____ LISTED RECORDS
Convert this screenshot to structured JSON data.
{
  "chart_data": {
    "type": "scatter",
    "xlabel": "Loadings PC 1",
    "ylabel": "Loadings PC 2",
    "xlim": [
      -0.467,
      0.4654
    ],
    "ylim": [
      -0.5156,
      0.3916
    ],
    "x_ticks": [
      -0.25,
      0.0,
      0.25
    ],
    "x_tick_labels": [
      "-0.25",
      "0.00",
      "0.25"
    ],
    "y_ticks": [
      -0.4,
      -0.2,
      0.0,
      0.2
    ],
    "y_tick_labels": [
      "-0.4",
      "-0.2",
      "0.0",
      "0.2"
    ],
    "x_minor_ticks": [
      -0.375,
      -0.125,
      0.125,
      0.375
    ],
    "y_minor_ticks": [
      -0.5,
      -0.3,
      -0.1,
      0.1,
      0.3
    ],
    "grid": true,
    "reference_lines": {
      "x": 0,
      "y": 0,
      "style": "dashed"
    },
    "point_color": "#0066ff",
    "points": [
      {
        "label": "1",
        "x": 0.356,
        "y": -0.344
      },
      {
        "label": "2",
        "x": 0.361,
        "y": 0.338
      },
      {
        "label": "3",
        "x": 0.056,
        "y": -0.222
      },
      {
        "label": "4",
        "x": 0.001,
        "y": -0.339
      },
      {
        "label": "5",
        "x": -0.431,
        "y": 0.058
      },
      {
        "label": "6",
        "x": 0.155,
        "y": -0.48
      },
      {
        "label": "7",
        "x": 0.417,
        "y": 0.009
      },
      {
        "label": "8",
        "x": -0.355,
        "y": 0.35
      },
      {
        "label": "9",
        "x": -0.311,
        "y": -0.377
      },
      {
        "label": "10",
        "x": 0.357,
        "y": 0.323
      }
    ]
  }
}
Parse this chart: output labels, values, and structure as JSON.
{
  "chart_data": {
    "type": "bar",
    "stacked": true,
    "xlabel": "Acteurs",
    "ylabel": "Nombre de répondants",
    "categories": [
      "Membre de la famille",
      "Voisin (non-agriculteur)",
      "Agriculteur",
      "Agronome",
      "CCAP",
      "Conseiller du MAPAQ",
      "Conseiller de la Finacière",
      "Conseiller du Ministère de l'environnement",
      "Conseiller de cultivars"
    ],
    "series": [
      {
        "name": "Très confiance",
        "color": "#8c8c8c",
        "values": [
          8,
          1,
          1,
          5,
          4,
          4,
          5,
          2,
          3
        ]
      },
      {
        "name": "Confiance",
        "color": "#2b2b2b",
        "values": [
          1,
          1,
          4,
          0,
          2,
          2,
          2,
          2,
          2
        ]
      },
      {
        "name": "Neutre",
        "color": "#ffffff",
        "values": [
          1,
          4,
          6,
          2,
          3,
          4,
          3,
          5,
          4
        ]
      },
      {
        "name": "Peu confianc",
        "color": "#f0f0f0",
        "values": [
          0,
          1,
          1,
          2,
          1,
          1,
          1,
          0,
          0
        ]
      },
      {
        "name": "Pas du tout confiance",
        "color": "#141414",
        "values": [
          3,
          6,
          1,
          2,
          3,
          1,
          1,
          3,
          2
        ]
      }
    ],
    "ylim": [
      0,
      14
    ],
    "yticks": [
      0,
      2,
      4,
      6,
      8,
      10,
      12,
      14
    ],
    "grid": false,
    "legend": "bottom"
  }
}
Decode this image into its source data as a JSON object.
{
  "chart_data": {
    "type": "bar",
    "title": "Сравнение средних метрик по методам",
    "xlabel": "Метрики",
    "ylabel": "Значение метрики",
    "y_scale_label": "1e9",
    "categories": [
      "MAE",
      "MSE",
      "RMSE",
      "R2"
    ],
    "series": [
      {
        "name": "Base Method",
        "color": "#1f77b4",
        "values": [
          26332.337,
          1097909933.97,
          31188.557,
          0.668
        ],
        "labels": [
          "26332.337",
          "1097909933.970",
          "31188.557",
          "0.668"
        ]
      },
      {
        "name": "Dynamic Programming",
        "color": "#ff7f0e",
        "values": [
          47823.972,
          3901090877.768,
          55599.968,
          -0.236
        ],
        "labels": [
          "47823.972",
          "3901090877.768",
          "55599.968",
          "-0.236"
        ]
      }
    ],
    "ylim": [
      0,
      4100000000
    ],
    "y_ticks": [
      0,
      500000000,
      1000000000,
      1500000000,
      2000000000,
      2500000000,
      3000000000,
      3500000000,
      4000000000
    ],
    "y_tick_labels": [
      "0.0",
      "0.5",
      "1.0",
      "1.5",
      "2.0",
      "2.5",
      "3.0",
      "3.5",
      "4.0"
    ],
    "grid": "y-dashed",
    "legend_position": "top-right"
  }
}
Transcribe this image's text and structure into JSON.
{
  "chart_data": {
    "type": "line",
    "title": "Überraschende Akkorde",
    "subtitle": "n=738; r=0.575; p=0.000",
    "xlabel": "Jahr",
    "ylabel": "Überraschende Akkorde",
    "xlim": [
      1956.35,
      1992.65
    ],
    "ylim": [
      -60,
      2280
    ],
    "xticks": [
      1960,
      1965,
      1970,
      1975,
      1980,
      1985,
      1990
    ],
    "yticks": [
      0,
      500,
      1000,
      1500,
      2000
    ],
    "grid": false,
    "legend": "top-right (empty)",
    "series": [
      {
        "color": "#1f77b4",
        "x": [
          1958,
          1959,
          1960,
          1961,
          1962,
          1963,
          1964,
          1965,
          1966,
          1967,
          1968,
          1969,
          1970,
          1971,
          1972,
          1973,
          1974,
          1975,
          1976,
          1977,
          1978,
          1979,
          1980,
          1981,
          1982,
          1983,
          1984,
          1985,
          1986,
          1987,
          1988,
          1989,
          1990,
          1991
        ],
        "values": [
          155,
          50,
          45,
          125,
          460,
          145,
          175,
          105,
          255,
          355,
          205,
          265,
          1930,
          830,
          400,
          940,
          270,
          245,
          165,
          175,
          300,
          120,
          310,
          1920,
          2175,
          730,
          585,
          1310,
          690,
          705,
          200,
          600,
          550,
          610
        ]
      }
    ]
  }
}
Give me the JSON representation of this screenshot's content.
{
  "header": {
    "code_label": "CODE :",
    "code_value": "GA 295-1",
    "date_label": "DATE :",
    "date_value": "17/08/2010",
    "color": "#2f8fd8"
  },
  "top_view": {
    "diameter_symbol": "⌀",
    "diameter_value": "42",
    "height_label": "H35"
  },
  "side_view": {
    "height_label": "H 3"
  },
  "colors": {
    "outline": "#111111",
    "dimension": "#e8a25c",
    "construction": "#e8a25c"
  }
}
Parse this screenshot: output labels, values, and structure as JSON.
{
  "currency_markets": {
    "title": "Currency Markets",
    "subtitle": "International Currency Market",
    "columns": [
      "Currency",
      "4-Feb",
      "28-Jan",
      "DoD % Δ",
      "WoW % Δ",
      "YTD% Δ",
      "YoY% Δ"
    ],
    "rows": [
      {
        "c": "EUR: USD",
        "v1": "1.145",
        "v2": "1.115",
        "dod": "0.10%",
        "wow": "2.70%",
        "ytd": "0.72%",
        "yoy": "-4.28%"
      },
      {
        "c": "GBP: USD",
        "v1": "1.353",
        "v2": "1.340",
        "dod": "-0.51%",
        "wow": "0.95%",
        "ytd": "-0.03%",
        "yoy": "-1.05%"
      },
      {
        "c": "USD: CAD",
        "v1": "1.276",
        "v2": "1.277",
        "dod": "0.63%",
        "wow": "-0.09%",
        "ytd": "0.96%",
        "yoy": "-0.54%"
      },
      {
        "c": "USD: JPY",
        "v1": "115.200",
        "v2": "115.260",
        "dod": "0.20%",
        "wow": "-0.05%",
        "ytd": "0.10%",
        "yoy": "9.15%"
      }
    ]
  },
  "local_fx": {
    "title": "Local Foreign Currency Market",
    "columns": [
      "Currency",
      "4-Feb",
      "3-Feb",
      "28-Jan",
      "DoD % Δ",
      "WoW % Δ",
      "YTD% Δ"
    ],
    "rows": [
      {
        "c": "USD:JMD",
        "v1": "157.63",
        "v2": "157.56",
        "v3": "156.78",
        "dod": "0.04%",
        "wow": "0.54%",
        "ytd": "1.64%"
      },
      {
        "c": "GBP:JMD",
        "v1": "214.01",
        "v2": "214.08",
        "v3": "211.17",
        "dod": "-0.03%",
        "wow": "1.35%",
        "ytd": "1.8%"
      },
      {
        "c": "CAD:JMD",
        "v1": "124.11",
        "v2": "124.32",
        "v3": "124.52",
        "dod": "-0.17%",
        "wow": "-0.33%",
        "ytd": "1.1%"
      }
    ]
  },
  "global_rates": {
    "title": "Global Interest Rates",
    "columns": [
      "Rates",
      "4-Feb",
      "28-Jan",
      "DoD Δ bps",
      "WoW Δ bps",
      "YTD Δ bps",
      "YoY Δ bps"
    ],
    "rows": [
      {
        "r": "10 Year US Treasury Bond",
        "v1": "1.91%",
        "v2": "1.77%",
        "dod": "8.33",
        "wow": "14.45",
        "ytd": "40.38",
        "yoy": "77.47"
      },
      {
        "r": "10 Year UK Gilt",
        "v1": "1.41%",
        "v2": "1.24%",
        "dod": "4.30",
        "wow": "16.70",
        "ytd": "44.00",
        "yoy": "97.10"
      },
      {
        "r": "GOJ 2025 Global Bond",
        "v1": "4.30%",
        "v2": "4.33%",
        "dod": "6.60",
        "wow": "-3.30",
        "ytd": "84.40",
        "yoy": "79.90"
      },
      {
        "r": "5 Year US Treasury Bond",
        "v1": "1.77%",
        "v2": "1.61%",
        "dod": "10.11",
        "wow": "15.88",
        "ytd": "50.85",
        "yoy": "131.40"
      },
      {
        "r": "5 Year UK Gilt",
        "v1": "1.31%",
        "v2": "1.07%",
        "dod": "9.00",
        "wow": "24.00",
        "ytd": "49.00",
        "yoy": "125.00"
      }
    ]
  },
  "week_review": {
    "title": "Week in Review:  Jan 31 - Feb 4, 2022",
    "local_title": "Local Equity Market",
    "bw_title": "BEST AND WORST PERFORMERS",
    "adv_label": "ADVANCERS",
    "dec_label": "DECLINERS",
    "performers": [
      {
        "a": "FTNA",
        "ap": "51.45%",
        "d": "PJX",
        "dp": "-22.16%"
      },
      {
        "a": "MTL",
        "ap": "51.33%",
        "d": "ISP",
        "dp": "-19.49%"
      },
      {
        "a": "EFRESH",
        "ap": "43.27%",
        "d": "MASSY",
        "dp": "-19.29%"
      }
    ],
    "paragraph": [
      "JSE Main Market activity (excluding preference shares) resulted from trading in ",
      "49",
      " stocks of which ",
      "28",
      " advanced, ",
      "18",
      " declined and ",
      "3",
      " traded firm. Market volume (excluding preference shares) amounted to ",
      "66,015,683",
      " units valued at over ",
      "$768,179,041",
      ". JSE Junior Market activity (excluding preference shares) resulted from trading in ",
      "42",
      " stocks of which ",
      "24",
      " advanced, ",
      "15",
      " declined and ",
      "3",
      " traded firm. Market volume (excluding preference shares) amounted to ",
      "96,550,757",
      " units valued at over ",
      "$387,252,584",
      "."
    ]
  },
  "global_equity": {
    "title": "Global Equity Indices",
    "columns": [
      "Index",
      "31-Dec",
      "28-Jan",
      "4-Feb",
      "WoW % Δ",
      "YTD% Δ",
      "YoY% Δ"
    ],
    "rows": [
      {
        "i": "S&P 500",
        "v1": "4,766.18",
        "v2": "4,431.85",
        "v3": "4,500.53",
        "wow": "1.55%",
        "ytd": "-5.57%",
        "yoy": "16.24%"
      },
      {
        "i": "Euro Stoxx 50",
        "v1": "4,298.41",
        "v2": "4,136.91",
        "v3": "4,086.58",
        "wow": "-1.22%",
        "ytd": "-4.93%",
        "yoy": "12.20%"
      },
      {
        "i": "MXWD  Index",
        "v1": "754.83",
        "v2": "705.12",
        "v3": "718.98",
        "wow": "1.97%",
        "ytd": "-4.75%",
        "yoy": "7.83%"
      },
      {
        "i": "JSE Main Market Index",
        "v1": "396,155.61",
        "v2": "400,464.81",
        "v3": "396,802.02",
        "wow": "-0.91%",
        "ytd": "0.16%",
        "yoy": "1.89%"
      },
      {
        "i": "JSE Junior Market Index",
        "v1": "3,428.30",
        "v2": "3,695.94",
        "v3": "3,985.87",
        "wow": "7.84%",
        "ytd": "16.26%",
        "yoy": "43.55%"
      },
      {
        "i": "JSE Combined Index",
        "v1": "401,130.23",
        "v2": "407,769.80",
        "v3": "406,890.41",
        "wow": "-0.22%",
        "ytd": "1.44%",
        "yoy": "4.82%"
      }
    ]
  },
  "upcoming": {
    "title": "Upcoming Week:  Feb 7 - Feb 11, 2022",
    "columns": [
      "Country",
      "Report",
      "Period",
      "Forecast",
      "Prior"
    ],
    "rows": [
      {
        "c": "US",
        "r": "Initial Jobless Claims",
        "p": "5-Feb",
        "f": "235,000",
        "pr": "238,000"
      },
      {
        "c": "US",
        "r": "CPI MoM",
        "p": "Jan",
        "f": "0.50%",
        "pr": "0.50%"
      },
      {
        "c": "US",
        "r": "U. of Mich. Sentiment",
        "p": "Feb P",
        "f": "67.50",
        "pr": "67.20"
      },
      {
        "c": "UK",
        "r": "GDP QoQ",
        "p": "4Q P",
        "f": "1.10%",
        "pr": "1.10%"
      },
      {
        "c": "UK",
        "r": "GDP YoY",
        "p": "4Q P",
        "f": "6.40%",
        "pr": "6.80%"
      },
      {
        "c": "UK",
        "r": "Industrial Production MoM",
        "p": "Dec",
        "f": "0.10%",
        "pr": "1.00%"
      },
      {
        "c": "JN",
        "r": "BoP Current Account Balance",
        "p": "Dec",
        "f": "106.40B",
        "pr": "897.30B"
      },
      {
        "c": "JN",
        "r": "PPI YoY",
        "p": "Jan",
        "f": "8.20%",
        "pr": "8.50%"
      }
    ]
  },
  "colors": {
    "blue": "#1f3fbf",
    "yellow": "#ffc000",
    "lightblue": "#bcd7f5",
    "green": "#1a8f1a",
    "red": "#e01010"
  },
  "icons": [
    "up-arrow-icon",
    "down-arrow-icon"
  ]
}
________
DESCRIPTION OF THE TASK: Find how many lines hold the string "Bond", and state that number alone.

COMPLETED TASK: 3